Start of Provided records

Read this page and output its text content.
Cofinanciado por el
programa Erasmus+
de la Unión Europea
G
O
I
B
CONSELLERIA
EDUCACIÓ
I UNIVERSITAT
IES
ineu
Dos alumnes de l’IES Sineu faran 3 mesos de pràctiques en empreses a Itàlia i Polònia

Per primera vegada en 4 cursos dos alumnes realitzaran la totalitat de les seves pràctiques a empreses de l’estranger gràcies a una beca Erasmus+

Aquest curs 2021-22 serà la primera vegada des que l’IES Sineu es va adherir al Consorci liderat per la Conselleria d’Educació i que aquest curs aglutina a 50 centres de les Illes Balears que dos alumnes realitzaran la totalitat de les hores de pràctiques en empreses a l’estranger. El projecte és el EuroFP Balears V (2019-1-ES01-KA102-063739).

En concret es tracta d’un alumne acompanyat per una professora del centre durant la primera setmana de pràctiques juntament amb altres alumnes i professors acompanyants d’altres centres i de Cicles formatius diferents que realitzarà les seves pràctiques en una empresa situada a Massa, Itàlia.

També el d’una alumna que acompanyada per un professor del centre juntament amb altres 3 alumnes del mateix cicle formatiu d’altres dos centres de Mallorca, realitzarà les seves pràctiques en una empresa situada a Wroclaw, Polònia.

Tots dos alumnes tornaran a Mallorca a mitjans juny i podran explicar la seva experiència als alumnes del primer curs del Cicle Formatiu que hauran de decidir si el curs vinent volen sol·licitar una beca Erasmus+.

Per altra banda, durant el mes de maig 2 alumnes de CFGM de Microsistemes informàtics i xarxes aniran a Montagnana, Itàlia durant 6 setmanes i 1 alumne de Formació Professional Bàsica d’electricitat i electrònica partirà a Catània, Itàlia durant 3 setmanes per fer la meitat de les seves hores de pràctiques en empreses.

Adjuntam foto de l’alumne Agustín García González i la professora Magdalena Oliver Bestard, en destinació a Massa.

End of Provided records

Required task>
Work through the records line by line and tally those with the word "beca". Report only the total.

Exercise solution>
2